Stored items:
>> Start
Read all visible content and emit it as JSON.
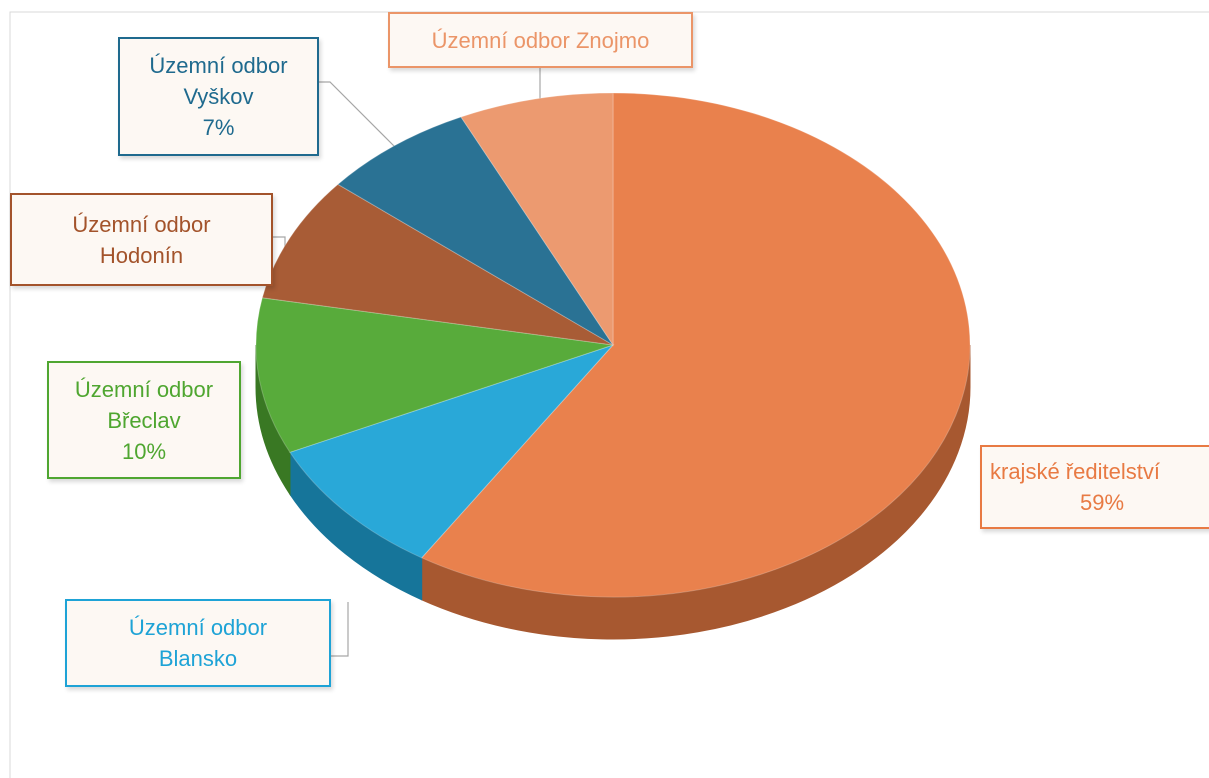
{
  "chart_data": {
    "type": "pie3d",
    "categories": [
      "krajské ředitelství",
      "Územní odbor Blansko",
      "Územní odbor Břeclav",
      "Územní odbor Hodonín",
      "Územní odbor Vyškov",
      "Územní odbor Znojmo"
    ],
    "values": [
      59,
      9,
      10,
      8,
      7,
      7
    ],
    "value_labels": [
      "59%",
      null,
      "10%",
      null,
      "7%",
      null
    ],
    "colors": [
      "#e87a43",
      "#1ea3d6",
      "#4fa630",
      "#a3532b",
      "#1f6a8e",
      "#eb9568"
    ]
  }
}
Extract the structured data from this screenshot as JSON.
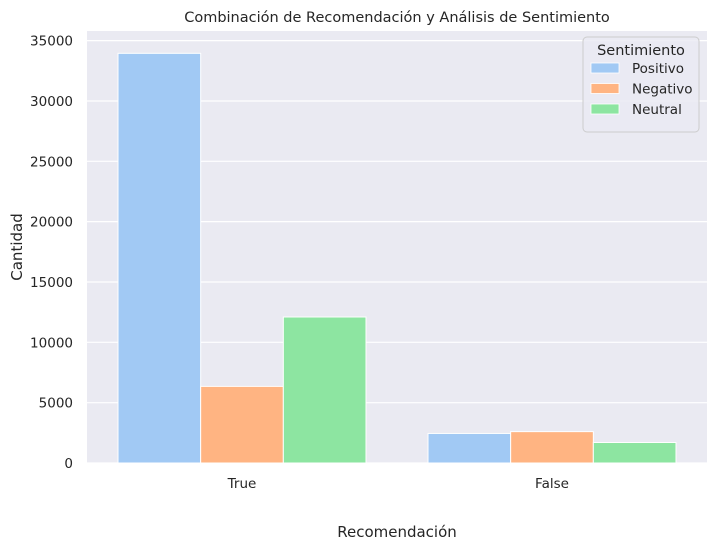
{
  "chart_data": {
    "type": "bar",
    "title": "Combinación de Recomendación y Análisis de Sentimiento",
    "xlabel": "Recomendación",
    "ylabel": "Cantidad",
    "categories": [
      "True",
      "False"
    ],
    "series": [
      {
        "name": "Positivo",
        "values": [
          33950,
          2450
        ],
        "color": "#a1c9f4"
      },
      {
        "name": "Negativo",
        "values": [
          6350,
          2600
        ],
        "color": "#ffb482"
      },
      {
        "name": "Neutral",
        "values": [
          12100,
          1700
        ],
        "color": "#8de5a1"
      }
    ],
    "ylim": [
      0,
      35800
    ],
    "yticks": [
      0,
      5000,
      10000,
      15000,
      20000,
      25000,
      30000,
      35000
    ],
    "legend": {
      "title": "Sentimiento",
      "position": "top-right"
    },
    "grid": true,
    "colors": {
      "background": "#eaeaf2",
      "grid": "#ffffff"
    }
  }
}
>> End
Please retype, exactly and with the pictures left out, the lines from the line containing "Extract the structured" through the last line of the records above.

● Written response
Extract the structured data from this screenshot as JSON.
{
  "chart_data": {
    "type": "bar",
    "title": "Combinación de Recomendación y Análisis de Sentimiento",
    "xlabel": "Recomendación",
    "ylabel": "Cantidad",
    "categories": [
      "True",
      "False"
    ],
    "series": [
      {
        "name": "Positivo",
        "values": [
          33950,
          2450
        ],
        "color": "#a1c9f4"
      },
      {
        "name": "Negativo",
        "values": [
          6350,
          2600
        ],
        "color": "#ffb482"
      },
      {
        "name": "Neutral",
        "values": [
          12100,
          1700
        ],
        "color": "#8de5a1"
      }
    ],
    "ylim": [
      0,
      35800
    ],
    "yticks": [
      0,
      5000,
      10000,
      15000,
      20000,
      25000,
      30000,
      35000
    ],
    "legend": {
      "title": "Sentimiento",
      "position": "top-right"
    },
    "grid": true,
    "colors": {
      "background": "#eaeaf2",
      "grid": "#ffffff"
    }
  }
}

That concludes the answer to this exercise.